Reproduce the records below in full and without edits, omitting images.

— start of The input —

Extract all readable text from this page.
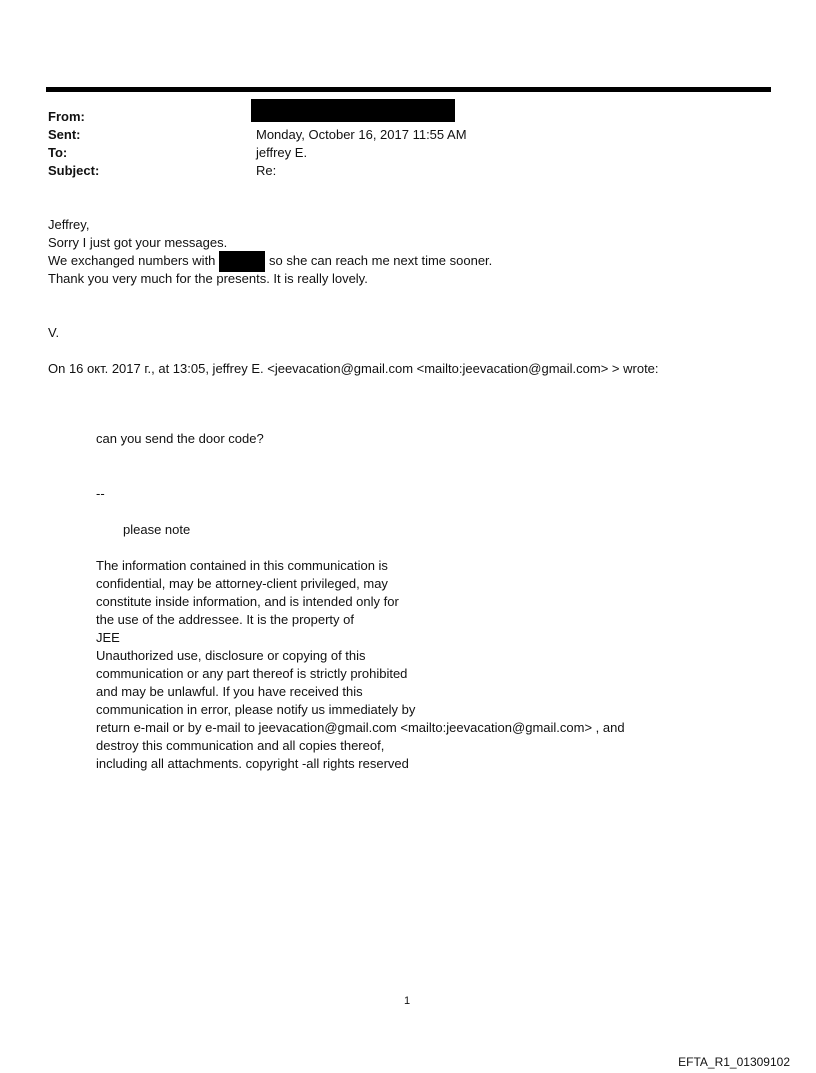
From:
Sent:
To:
Subject:
Monday, October 16, 2017 11:55 AM
jeffrey E.
Re:
Jeffrey,
Sorry I just got your messages.
We exchanged numbers with	so she can reach me next time sooner.
Thank you very much for the presents. It is really lovely.
V.
On 16 окт. 2017 г., at 13:05, jeffrey E. <jeevacation@gmail.com <mailto:jeevacation@gmail.com> > wrote:
can you send the door code?
--
please note
The information contained in this communication is
confidential, may be attorney-client privileged, may
constitute inside information, and is intended only for
the use of the addressee. It is the property of
JEE
Unauthorized use, disclosure or copying of this
communication or any part thereof is strictly prohibited
and may be unlawful. If you have received this
communication in error, please notify us immediately by
return e-mail or by e-mail to jeevacation@gmail.com <mailto:jeevacation@gmail.com> , and
destroy this communication and all copies thereof,
including all attachments. copyright -all rights reserved
1
EFTA_R1_01309102
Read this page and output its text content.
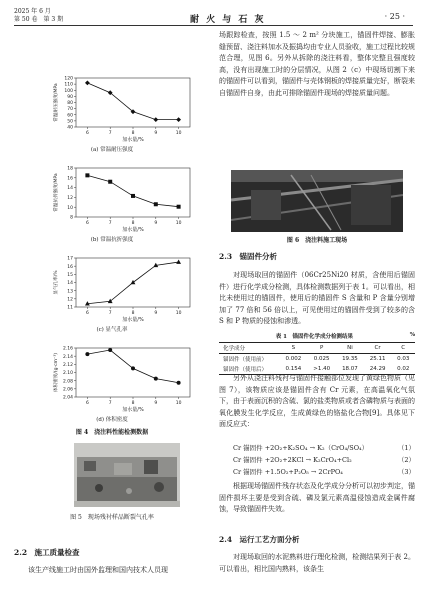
2025 年 6 月
第 50 卷　第 3 期	耐 火 与 石 灰	· 25 ·
40
50
60
70
80
90
100
110
120
6	7	8	9	10
加水量/%
常温耐压强度/MPa
(a) 常温耐压强度
8
10
12
14
16
18
6	7	8	9	10
加水量/%
常温抗折强度/MPa
(b) 常温抗折强度
11
12
13
14
15
16
17
6	7	8	9	10
加水量/%
显气孔率/%
(c) 显气孔率
2.04
2.06
2.08
2.10
2.12
2.14
2.16
6	7	8	9	10
加水量/%
体积密度/(g·cm⁻³)
(d) 体积密度
图 4　浇注料性能检测数据
图 5　现场残衬样品断裂气孔率
2.2　施工质量检查

该生产线施工时由国外监理和国内技术人员现

场跟踪检查，按照 1.5 ～ 2 m² 分块施工，锚固件焊接、膨胀缝预留、浇注料加水及振捣均由专业人员验收，施工过程比较规范合理，见图 6。另外从拆除的浇注料看，整体完整且强度较高，没有出现施工时的分层情况，从图 2（c）中现场切割下来的锚固件可以看到，锚固件与壳体钢板的焊接质量完好，断裂来自锚固件自身，由此可排除锚固件现场的焊接质量问题。

图 6　浇注料施工现场
2.3　锚固件分析

对现场取回的锚固件（06Cr25Ni20 材质，含使用后锚固件）进行化学成分检测，具体检测数据列于表 1。可以看出，相比未使用过的锚固件，使用后的锚固件 S 含量和 P 含量分别增加了 77 倍和 56 倍以上，可见使用过的锚固件受到了较多的含 S 和 P 物质的侵蚀和渗透。

表 1　锚固件化学成分检测结果	%
化学成分	S	P	Ni	Cr	C
锚固件（使用前）	0.002	0.025	19.35	25.11	0.03
锚固件（使用后）	0.154	>1.40	18.07	24.29	0.02

另外从浇注料残衬与锚固件接触部位发现了黄绿色物质（见图 7），该物质应该是锚固件含有 Cr 元素，在高温氧化气氛下，由于表面沉积的含硫、氯的盐类物质或者含磷物质与表面的氧化膜发生化学反应，生成黄绿色的铬盐化合物[9]。具体见下面反应式：

Cr 锚固件 +2O₂+K₂SO₄ → K₂（CrO₄/SO₄）	（1）
Cr 锚固件 +2O₂+2KCl → K₂CrO₄+Cl₂	（2）
Cr 锚固件 +1.5O₂+P₂O₅ → 2CrPO₄	（3）

根据现场锚固件残存状态及化学成分分析可以初步判定，锚固件损坏主要是受到含硫、磷及氯元素高温侵蚀造成金属件腐蚀，导致锚固件失效。

2.4　运行工艺方面分析

对现场取回的水泥熟料进行理化检测，检测结果列于表 2。可以看出，相比国内熟料，该条生
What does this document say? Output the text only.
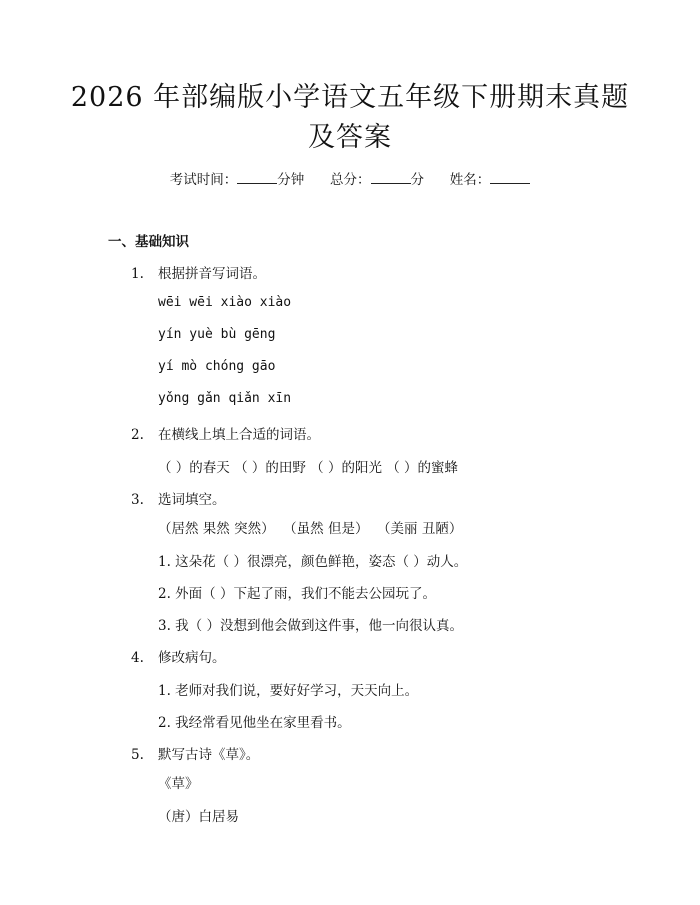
2026 年部编版小学语文五年级下册期末真题
及答案
考试时间：	分钟 总分：	分 姓名：
一、基础知识
1. 根据拼音写词语。
wēi wēi xiào xiào
yín yuè bù gēng
yí mò chóng gāo
yǒng gǎn qiǎn xīn
2. 在横线上填上合适的词语。
（ ）的春天 （ ）的田野 （ ）的阳光 （ ）的蜜蜂
3. 选词填空。
（居然 果然 突然）  （虽然 但是）  （美丽 丑陋）
1. 这朵花（ ）很漂亮，颜色鲜艳，姿态（ ）动人。
2. 外面（ ）下起了雨，我们不能去公园玩了。
3. 我（ ）没想到他会做到这件事，他一向很认真。
4. 修改病句。
1. 老师对我们说，要好好学习，天天向上。
2. 我经常看见他坐在家里看书。
5. 默写古诗《草》。
《草》
（唐）白居易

— end of The input —

**Written answer**
Extract all readable text from this page.
From:
Sent:
To:
Subject:
Monday, October 16, 2017 11:55 AM
jeffrey E.
Re:
Jeffrey,
Sorry I just got your messages.
We exchanged numbers with	so she can reach me next time sooner.
Thank you very much for the presents. It is really lovely.
V.
On 16 окт. 2017 г., at 13:05, jeffrey E. <jeevacation@gmail.com <mailto:jeevacation@gmail.com> > wrote:
can you send the door code?
--
please note
The information contained in this communication is
confidential, may be attorney-client privileged, may
constitute inside information, and is intended only for
the use of the addressee. It is the property of
JEE
Unauthorized use, disclosure or copying of this
communication or any part thereof is strictly prohibited
and may be unlawful. If you have received this
communication in error, please notify us immediately by
return e-mail or by e-mail to jeevacation@gmail.com <mailto:jeevacation@gmail.com> , and
destroy this communication and all copies thereof,
including all attachments. copyright -all rights reserved
1
EFTA_R1_01309102
Read this page and output its text content.
2025 年 6 月
第 50 卷　第 3 期	耐 火 与 石 灰	· 25 ·
40
50
60
70
80
90
100
110
120
6	7	8	9	10
加水量/%
常温耐压强度/MPa
(a) 常温耐压强度
8
10
12
14
16
18
6	7	8	9	10
加水量/%
常温抗折强度/MPa
(b) 常温抗折强度
11
12
13
14
15
16
17
6	7	8	9	10
加水量/%
显气孔率/%
(c) 显气孔率
2.04
2.06
2.08
2.10
2.12
2.14
2.16
6	7	8	9	10
加水量/%
体积密度/(g·cm⁻³)
(d) 体积密度
图 4　浇注料性能检测数据
图 5　现场残衬样品断裂气孔率
2.2　施工质量检查

该生产线施工时由国外监理和国内技术人员现

场跟踪检查，按照 1.5 ～ 2 m² 分块施工，锚固件焊接、膨胀缝预留、浇注料加水及振捣均由专业人员验收，施工过程比较规范合理，见图 6。另外从拆除的浇注料看，整体完整且强度较高，没有出现施工时的分层情况，从图 2（c）中现场切割下来的锚固件可以看到，锚固件与壳体钢板的焊接质量完好，断裂来自锚固件自身，由此可排除锚固件现场的焊接质量问题。

图 6　浇注料施工现场
2.3　锚固件分析

对现场取回的锚固件（06Cr25Ni20 材质，含使用后锚固件）进行化学成分检测，具体检测数据列于表 1。可以看出，相比未使用过的锚固件，使用后的锚固件 S 含量和 P 含量分别增加了 77 倍和 56 倍以上，可见使用过的锚固件受到了较多的含 S 和 P 物质的侵蚀和渗透。

表 1　锚固件化学成分检测结果	%
化学成分	S	P	Ni	Cr	C
锚固件（使用前）	0.002	0.025	19.35	25.11	0.03
锚固件（使用后）	0.154	>1.40	18.07	24.29	0.02

另外从浇注料残衬与锚固件接触部位发现了黄绿色物质（见图 7），该物质应该是锚固件含有 Cr 元素，在高温氧化气氛下，由于表面沉积的含硫、氯的盐类物质或者含磷物质与表面的氧化膜发生化学反应，生成黄绿色的铬盐化合物[9]。具体见下面反应式：

Cr 锚固件 +2O₂+K₂SO₄ → K₂（CrO₄/SO₄）	（1）
Cr 锚固件 +2O₂+2KCl → K₂CrO₄+Cl₂	（2）
Cr 锚固件 +1.5O₂+P₂O₅ → 2CrPO₄	（3）

根据现场锚固件残存状态及化学成分分析可以初步判定，锚固件损坏主要是受到含硫、磷及氯元素高温侵蚀造成金属件腐蚀，导致锚固件失效。

2.4　运行工艺方面分析

对现场取回的水泥熟料进行理化检测，检测结果列于表 2。可以看出，相比国内熟料，该条生
What does this document say? Output the text only.
2026 年部编版小学语文五年级下册期末真题
及答案
考试时间：	分钟 总分：	分 姓名：
一、基础知识
1. 根据拼音写词语。
wēi wēi xiào xiào
yín yuè bù gēng
yí mò chóng gāo
yǒng gǎn qiǎn xīn
2. 在横线上填上合适的词语。
（ ）的春天 （ ）的田野 （ ）的阳光 （ ）的蜜蜂
3. 选词填空。
（居然 果然 突然）  （虽然 但是）  （美丽 丑陋）
1. 这朵花（ ）很漂亮，颜色鲜艳，姿态（ ）动人。
2. 外面（ ）下起了雨，我们不能去公园玩了。
3. 我（ ）没想到他会做到这件事，他一向很认真。
4. 修改病句。
1. 老师对我们说，要好好学习，天天向上。
2. 我经常看见他坐在家里看书。
5. 默写古诗《草》。
《草》
（唐）白居易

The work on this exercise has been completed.